• [Source passage]

More formally, for a candidate token $x_{n+k}$ in a proposed sequence, Medusa accepts it when:

$p_{\text{original}}(x_{n+k}\mid x_1, x_2, \dots, x_{n+k-1}) > \min\left(\epsilon, \delta \exp\left(-H\left(p_{\text{original}}(\,\cdot\,\mid x_1, x_2, \dots, x_{n+k-1})\right)\right)\right)$

Here $H(\cdot)$ is the entropy function, while $\epsilon$ and $\delta$ are the hard threshold and entropy-dependent threshold respectively.

EAGLE 1 — Hidden Feature Drafter With Frozen Target

EAGLE-1 (EAGLE: Speculative Sampling Requires Rethinking Feature Uncertainty, Jan 26, 2024) uses a small draft model. It is a Transformer block trained autoregressively on top of the frozen target model's second-to-top-layer features and token embeddings. It reuses the target model's embedding layer and LM head, so the trainable part is mostly the lightweight block that learns to continue the target model's representation trajectory.

The subtle trick is that EAGLE does not predict future features from previous features alone. Future features are ambiguous unless the drafter also knows which token was sampled. The same current feature can lead to different next features depending on the token branch. So EAGLE feeds the draft token shifted one step forward together with the feature sequence. The token chooses the branch; the EAGLE block predicts the target-model feature on that branch.

The objective is the important shift. EAGLE trains the drafter through future hidden features, not only through next-token labels. Token space is high entropy and brittle; hidden features are smoother, so a small model can predict their trajectory more easily. The loss is weighted. A Smooth L1 regression loss pulls the predicted feature toward the target feature, while a cross-entropy term checks that the target LM head turns that predicted feature into the right token distribution. EAGLE also adds noise to hidden states during training, which is the same robustness intuition as NEFTune: Noisy Embeddings Improve Instruction Finetuning (Oct 9, 2023). The idea is to perturb the representation space a bit so the trained module does not become too brittle around exact training activations.

• [The records]
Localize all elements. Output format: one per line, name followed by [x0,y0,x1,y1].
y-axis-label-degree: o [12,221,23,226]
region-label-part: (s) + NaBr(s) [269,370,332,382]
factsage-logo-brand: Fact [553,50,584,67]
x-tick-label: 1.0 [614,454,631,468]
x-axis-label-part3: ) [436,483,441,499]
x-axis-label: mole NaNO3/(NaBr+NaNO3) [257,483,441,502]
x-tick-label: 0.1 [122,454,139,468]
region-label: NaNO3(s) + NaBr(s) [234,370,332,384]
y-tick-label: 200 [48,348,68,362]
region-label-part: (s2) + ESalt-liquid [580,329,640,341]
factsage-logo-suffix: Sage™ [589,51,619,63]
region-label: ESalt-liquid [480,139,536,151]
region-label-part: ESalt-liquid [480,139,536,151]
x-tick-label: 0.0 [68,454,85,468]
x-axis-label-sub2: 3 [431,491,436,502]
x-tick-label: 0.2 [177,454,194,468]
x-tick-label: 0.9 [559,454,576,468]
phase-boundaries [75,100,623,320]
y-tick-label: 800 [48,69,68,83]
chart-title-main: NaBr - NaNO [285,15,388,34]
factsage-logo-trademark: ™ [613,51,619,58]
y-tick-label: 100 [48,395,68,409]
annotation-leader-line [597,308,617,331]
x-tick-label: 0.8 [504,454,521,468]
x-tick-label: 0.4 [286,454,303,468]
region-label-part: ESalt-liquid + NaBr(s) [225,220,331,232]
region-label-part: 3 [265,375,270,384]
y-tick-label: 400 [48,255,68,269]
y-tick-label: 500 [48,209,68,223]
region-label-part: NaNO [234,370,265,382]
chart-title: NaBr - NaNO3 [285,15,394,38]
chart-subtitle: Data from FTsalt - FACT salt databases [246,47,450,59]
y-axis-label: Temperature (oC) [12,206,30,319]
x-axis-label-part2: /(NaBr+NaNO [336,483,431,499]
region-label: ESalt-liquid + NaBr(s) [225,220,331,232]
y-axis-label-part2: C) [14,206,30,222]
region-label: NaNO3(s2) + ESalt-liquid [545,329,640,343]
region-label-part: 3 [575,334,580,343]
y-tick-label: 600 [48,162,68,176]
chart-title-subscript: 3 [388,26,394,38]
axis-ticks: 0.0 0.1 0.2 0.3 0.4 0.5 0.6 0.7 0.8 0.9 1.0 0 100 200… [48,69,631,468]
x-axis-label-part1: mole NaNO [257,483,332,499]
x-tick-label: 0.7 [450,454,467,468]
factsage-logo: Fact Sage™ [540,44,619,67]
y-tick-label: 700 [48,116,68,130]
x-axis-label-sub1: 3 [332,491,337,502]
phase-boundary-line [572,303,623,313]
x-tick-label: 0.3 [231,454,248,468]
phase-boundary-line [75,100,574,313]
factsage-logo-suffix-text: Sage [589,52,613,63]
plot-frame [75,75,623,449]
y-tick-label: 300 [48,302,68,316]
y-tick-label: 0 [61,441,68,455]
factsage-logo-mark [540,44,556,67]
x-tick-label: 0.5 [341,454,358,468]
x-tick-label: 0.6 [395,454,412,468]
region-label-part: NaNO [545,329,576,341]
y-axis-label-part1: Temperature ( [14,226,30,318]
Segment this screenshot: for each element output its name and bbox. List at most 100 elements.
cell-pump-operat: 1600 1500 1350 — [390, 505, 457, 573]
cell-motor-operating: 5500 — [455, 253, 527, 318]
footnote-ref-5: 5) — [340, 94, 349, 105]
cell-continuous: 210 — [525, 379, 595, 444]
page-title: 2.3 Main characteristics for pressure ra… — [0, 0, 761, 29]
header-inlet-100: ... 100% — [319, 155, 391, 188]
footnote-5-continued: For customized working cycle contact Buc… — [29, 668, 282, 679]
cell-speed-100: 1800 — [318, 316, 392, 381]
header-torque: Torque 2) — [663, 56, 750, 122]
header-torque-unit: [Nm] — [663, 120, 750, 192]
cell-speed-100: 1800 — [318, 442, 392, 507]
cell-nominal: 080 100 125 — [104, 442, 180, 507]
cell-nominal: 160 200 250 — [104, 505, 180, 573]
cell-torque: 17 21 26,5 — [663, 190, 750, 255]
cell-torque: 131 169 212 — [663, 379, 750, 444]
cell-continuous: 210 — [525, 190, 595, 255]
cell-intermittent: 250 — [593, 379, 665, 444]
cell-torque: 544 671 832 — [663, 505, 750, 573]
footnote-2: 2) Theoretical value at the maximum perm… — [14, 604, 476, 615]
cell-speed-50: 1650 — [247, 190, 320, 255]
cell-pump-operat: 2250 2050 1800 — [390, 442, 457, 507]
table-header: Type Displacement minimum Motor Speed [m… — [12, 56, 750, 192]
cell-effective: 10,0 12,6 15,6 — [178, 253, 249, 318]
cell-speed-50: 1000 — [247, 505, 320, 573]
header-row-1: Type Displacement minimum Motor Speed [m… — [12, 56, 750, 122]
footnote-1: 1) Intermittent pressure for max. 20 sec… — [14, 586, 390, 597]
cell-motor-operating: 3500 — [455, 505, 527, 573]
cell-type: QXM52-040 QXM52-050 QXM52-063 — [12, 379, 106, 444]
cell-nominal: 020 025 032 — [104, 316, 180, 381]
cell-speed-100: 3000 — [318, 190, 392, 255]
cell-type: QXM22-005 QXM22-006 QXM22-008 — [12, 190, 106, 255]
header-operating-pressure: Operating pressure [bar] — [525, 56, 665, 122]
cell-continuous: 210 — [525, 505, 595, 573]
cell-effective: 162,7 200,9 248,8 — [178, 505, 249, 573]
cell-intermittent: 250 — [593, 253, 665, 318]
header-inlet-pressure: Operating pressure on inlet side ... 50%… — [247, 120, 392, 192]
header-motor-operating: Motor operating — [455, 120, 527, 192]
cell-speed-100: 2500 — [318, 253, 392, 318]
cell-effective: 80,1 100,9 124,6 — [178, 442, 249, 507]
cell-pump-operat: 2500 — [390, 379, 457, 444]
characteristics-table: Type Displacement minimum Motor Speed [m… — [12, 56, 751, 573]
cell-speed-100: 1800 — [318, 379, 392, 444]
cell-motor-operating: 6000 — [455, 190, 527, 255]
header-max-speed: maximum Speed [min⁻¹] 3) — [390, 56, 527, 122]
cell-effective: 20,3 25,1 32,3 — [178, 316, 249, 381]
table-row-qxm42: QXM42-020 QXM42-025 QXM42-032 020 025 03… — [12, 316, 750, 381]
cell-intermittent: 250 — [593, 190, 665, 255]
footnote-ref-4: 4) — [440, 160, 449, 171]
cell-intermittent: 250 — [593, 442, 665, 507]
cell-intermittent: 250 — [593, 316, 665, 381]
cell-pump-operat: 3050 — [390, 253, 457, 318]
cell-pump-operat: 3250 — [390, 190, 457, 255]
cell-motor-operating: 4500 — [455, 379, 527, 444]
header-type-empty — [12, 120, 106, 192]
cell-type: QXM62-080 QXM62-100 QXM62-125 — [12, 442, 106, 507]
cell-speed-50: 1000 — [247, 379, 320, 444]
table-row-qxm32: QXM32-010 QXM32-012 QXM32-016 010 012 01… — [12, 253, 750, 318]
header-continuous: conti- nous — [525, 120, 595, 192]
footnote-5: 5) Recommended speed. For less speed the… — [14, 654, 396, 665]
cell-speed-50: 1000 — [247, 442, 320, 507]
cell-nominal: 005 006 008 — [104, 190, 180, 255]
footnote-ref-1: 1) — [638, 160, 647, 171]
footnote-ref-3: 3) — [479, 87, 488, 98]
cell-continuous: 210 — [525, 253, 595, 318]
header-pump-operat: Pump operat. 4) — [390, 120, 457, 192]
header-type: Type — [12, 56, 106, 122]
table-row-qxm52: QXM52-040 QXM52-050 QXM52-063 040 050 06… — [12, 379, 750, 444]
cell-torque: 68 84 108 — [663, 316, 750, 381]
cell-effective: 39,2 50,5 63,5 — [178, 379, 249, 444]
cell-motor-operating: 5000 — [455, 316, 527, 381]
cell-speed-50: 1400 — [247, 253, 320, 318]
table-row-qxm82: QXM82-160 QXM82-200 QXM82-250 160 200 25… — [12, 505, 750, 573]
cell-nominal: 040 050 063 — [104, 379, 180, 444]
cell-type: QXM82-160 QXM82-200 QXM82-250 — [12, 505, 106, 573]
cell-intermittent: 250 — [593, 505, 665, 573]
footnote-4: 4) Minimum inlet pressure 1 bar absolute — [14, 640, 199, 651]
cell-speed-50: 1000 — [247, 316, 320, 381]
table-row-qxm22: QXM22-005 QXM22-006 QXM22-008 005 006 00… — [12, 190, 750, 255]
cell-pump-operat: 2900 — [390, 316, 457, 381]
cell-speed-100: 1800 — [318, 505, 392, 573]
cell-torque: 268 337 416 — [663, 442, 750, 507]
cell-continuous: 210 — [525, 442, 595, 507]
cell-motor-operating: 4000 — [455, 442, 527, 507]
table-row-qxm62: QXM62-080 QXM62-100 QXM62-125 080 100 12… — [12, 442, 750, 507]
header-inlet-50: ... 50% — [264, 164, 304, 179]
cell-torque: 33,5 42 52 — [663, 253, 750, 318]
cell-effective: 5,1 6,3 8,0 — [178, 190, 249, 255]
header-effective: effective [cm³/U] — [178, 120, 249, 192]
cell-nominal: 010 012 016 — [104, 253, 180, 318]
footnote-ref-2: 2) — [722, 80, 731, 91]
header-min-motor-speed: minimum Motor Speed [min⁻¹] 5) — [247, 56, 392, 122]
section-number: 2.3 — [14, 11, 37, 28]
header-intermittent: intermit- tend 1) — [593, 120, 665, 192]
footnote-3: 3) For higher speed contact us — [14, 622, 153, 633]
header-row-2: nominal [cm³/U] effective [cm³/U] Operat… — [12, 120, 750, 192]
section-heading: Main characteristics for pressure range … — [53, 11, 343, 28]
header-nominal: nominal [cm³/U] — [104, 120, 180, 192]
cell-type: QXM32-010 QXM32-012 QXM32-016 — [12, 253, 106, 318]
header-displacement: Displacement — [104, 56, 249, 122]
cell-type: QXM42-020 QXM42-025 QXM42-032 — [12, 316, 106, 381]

• [What to work on]
1) According to the passage on EAGLE, which loss pulls the predicted feature toward the target feature?
2) Retype the listing from its first line through the line containing "x-tick-label: 0.1 [122,454,139,468]", inclusive.

• [Answers to the problems]
1) A Smooth L1 regression loss.

2)
Localize all elements. Output format: one per line, name followed by [x0,y0,x1,y1].
y-axis-label-degree: o [12,221,23,226]
region-label-part: (s) + NaBr(s) [269,370,332,382]
factsage-logo-brand: Fact [553,50,584,67]
x-tick-label: 1.0 [614,454,631,468]
x-axis-label-part3: ) [436,483,441,499]
x-axis-label: mole NaNO3/(NaBr+NaNO3) [257,483,441,502]
x-tick-label: 0.1 [122,454,139,468]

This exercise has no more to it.